* Task details: Output each entry verbatim and exclude every picture from it.

* Rows:
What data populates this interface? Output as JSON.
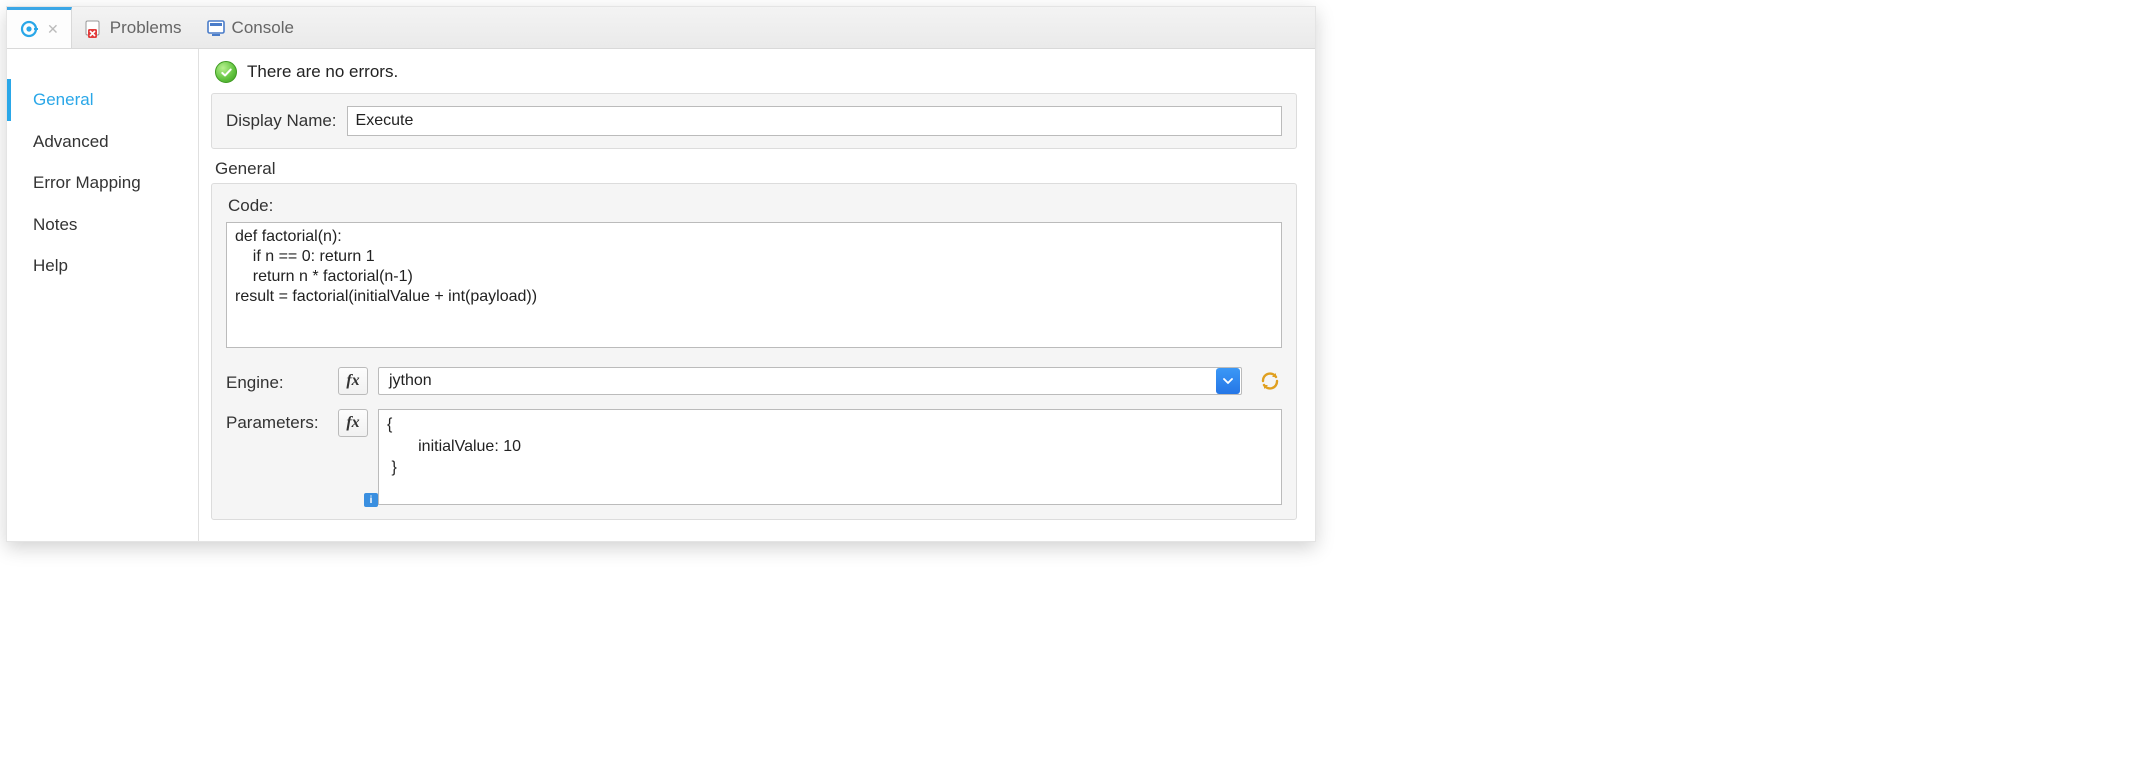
{
  "tabs": {
    "problems": "Problems",
    "console": "Console"
  },
  "sidebar": {
    "items": [
      {
        "label": "General",
        "selected": true
      },
      {
        "label": "Advanced",
        "selected": false
      },
      {
        "label": "Error Mapping",
        "selected": false
      },
      {
        "label": "Notes",
        "selected": false
      },
      {
        "label": "Help",
        "selected": false
      }
    ]
  },
  "status": {
    "message": "There are no errors."
  },
  "form": {
    "display_name_label": "Display Name:",
    "display_name_value": "Execute",
    "section_heading": "General",
    "code_label": "Code:",
    "code_value": "def factorial(n):\n    if n == 0: return 1\n    return n * factorial(n-1)\nresult = factorial(initialValue + int(payload))",
    "engine_label": "Engine:",
    "engine_value": "jython",
    "parameters_label": "Parameters:",
    "parameters_value": "{\n       initialValue: 10\n }",
    "fx_label": "fx",
    "info_badge": "i"
  }
}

* Answer to this task:
What data populates this interface? Output as JSON.
{
  "tabs": {
    "problems": "Problems",
    "console": "Console"
  },
  "sidebar": {
    "items": [
      {
        "label": "General",
        "selected": true
      },
      {
        "label": "Advanced",
        "selected": false
      },
      {
        "label": "Error Mapping",
        "selected": false
      },
      {
        "label": "Notes",
        "selected": false
      },
      {
        "label": "Help",
        "selected": false
      }
    ]
  },
  "status": {
    "message": "There are no errors."
  },
  "form": {
    "display_name_label": "Display Name:",
    "display_name_value": "Execute",
    "section_heading": "General",
    "code_label": "Code:",
    "code_value": "def factorial(n):\n    if n == 0: return 1\n    return n * factorial(n-1)\nresult = factorial(initialValue + int(payload))",
    "engine_label": "Engine:",
    "engine_value": "jython",
    "parameters_label": "Parameters:",
    "parameters_value": "{\n       initialValue: 10\n }",
    "fx_label": "fx",
    "info_badge": "i"
  }
}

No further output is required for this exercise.